= Task details =
Return the material word for word. Do not include pictures.

= Data items =
[START]
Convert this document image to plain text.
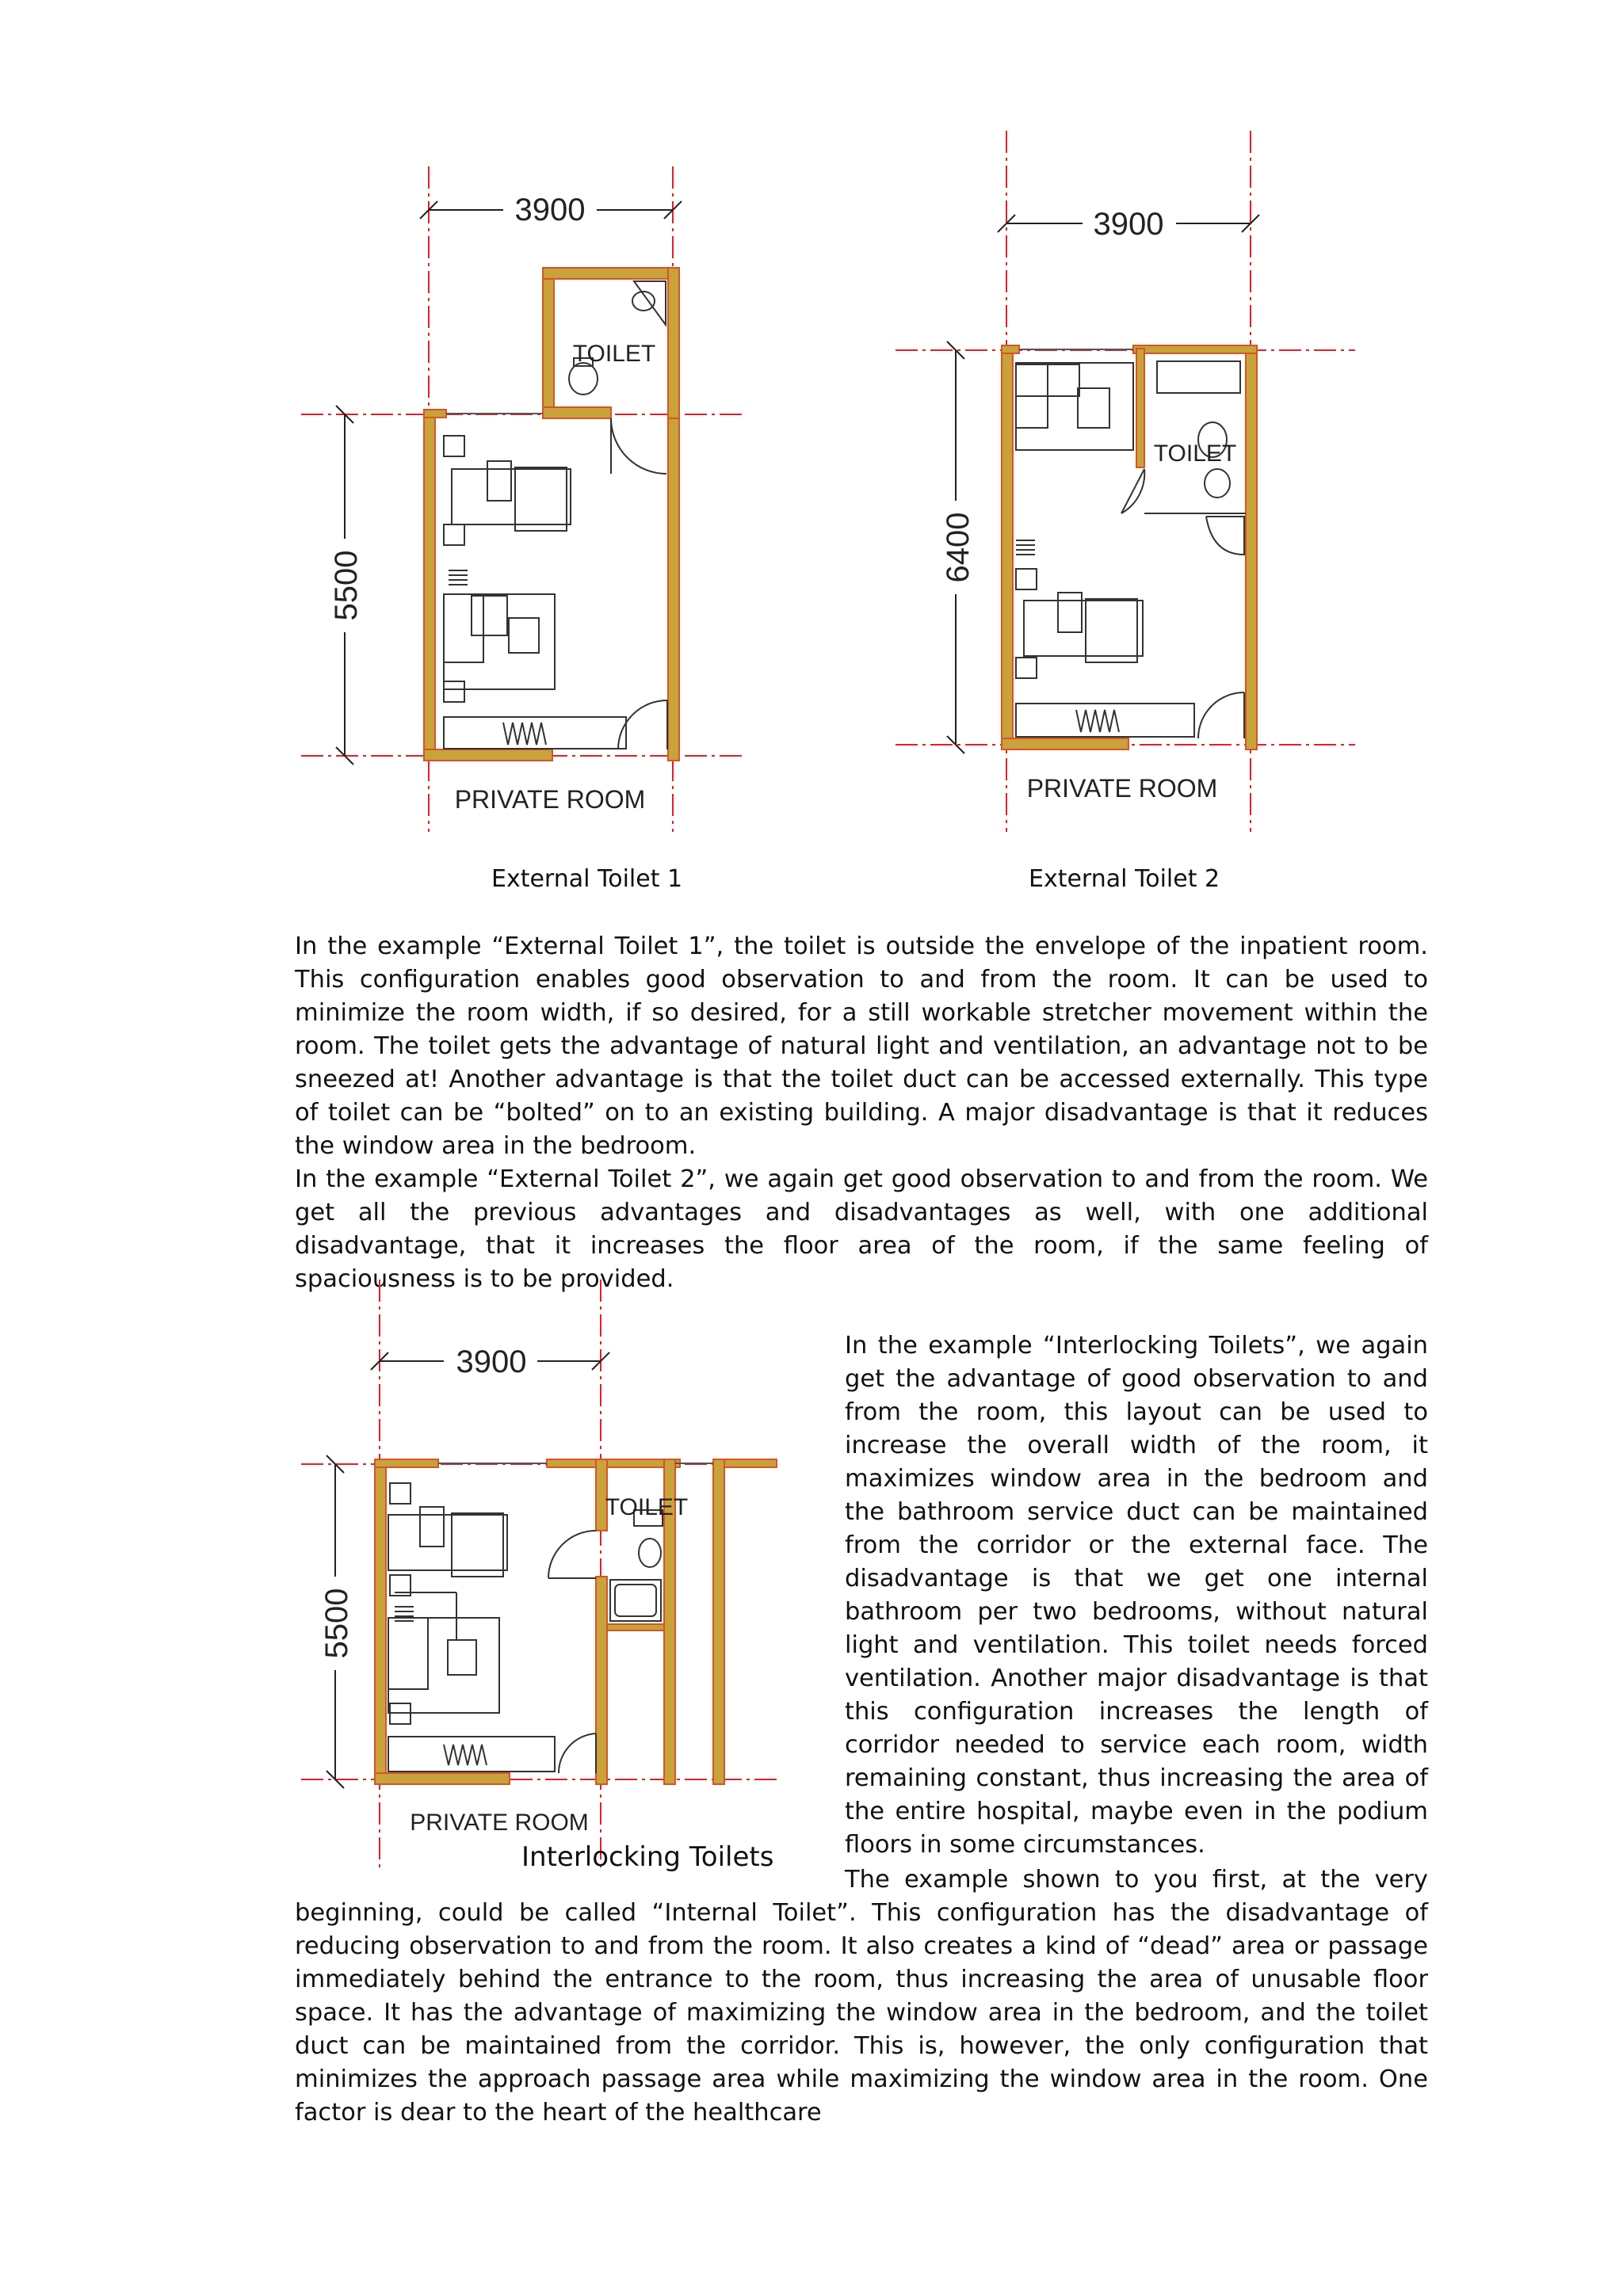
3900
5500
TOILET
PRIVATE ROOM
External Toilet 1
3900
6400
TOILET
PRIVATE ROOM
External Toilet 2

In the example “External Toilet 1”, the toilet is outside the envelope of the inpatient room. This configuration enables good observation to and from the room. It can be used to minimize the room width, if so desired, for a still workable stretcher movement within the room. The toilet gets the advantage of natural light and ventilation, an advantage not to be sneezed at! Another advantage is that the toilet duct can be accessed externally. This type of toilet can be “bolted” on to an existing building. A major disadvantage is that it reduces the window area in the bedroom.

In the example “External Toilet 2”, we again get good observation to and from the room. We get all the previous advantages and disadvantages as well, with one additional disadvantage, that it increases the floor area of the room, if the same feeling of spaciousness is to be provided.

3900
5500
TOILET
PRIVATE ROOM
Interlocking Toilets

In the example “Interlocking Toilets”, we again get the advantage of good observation to and from the room, this layout can be used to increase the overall width of the room, it maximizes window area in the bedroom and the bathroom service duct can be maintained from the corridor or the external face. The disadvantage is that we get one internal bathroom per two bedrooms, without natural light and ventilation. This toilet needs forced ventilation. Another major disadvantage is that this configuration increases the length of corridor needed to service each room, width remaining constant, thus increasing the area of the entire hospital, maybe even in the podium floors in some circumstances.

The example shown to you first, at the very beginning, could be called “Internal Toilet”. This configuration has the disadvantage of reducing observation to and from the room. It also creates a kind of “dead” area or passage immediately behind the entrance to the room, thus increasing the area of unusable floor space. It has the advantage of maximizing the window area in the bedroom, and the toilet duct can be maintained from the corridor. This is, however, the only configuration that minimizes the approach passage area while maximizing the window area in the room. One factor is dear to the heart of the healthcare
[END]
= In response =
Convert this document image to plain text.
3900
5500
TOILET
PRIVATE ROOM
External Toilet 1
3900
6400
TOILET
PRIVATE ROOM
External Toilet 2

In the example “External Toilet 1”, the toilet is outside the envelope of the inpatient room. This configuration enables good observation to and from the room. It can be used to minimize the room width, if so desired, for a still workable stretcher movement within the room. The toilet gets the advantage of natural light and ventilation, an advantage not to be sneezed at! Another advantage is that the toilet duct can be accessed externally. This type of toilet can be “bolted” on to an existing building. A major disadvantage is that it reduces the window area in the bedroom.

In the example “External Toilet 2”, we again get good observation to and from the room. We get all the previous advantages and disadvantages as well, with one additional disadvantage, that it increases the floor area of the room, if the same feeling of spaciousness is to be provided.

3900
5500
TOILET
PRIVATE ROOM
Interlocking Toilets

In the example “Interlocking Toilets”, we again get the advantage of good observation to and from the room, this layout can be used to increase the overall width of the room, it maximizes window area in the bedroom and the bathroom service duct can be maintained from the corridor or the external face. The disadvantage is that we get one internal bathroom per two bedrooms, without natural light and ventilation. This toilet needs forced ventilation. Another major disadvantage is that this configuration increases the length of corridor needed to service each room, width remaining constant, thus increasing the area of the entire hospital, maybe even in the podium floors in some circumstances.

The example shown to you first, at the very beginning, could be called “Internal Toilet”. This configuration has the disadvantage of reducing observation to and from the room. It also creates a kind of “dead” area or passage immediately behind the entrance to the room, thus increasing the area of unusable floor space. It has the advantage of maximizing the window area in the bedroom, and the toilet duct can be maintained from the corridor. This is, however, the only configuration that minimizes the approach passage area while maximizing the window area in the room. One factor is dear to the heart of the healthcare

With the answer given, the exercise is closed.